**EXERCISE AIM**
Copy out all the lines where "pixel" shows up.

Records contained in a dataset

━━━━━━━━━━

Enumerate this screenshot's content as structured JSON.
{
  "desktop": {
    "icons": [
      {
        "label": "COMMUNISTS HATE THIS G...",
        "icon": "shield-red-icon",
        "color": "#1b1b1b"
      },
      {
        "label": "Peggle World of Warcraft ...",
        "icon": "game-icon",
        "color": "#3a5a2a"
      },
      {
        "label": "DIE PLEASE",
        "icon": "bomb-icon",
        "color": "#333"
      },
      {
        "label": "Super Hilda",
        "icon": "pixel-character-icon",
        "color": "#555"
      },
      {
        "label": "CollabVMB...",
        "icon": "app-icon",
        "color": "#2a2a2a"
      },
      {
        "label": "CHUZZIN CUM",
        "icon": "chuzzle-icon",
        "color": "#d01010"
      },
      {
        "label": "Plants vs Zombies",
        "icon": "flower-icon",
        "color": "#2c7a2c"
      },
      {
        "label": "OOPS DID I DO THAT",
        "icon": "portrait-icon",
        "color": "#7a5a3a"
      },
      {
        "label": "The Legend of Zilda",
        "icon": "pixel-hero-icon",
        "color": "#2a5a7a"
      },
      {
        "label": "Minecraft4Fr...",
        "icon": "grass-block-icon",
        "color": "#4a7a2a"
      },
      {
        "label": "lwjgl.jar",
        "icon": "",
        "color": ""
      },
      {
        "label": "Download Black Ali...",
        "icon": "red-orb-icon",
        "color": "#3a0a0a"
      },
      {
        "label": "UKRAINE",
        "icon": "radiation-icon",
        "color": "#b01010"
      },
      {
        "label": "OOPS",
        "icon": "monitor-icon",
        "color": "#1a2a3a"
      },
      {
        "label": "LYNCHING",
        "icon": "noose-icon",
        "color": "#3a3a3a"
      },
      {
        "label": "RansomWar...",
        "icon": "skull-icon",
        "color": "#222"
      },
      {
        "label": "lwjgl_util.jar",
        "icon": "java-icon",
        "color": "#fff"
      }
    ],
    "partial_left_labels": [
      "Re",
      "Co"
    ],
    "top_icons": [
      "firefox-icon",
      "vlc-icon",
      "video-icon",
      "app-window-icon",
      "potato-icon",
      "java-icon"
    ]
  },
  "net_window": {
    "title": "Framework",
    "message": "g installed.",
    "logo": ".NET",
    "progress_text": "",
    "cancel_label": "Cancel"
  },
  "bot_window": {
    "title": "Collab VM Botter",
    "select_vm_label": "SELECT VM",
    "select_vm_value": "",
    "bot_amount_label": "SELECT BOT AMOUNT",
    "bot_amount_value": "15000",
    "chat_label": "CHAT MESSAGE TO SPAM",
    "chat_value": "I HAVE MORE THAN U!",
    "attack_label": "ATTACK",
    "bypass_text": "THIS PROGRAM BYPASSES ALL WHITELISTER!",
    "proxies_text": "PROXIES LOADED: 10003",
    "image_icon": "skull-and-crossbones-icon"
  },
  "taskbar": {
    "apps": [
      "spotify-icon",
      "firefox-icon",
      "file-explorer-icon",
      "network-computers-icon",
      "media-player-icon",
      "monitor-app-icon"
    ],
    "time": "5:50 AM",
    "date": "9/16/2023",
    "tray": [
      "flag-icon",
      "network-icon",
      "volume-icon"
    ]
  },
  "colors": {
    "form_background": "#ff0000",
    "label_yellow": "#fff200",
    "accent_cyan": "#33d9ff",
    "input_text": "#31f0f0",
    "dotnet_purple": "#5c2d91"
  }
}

━━━━━━━━━━

**CORRECT ANSWER**
        "icon": "pixel-character-icon",
        "icon": "pixel-hero-icon",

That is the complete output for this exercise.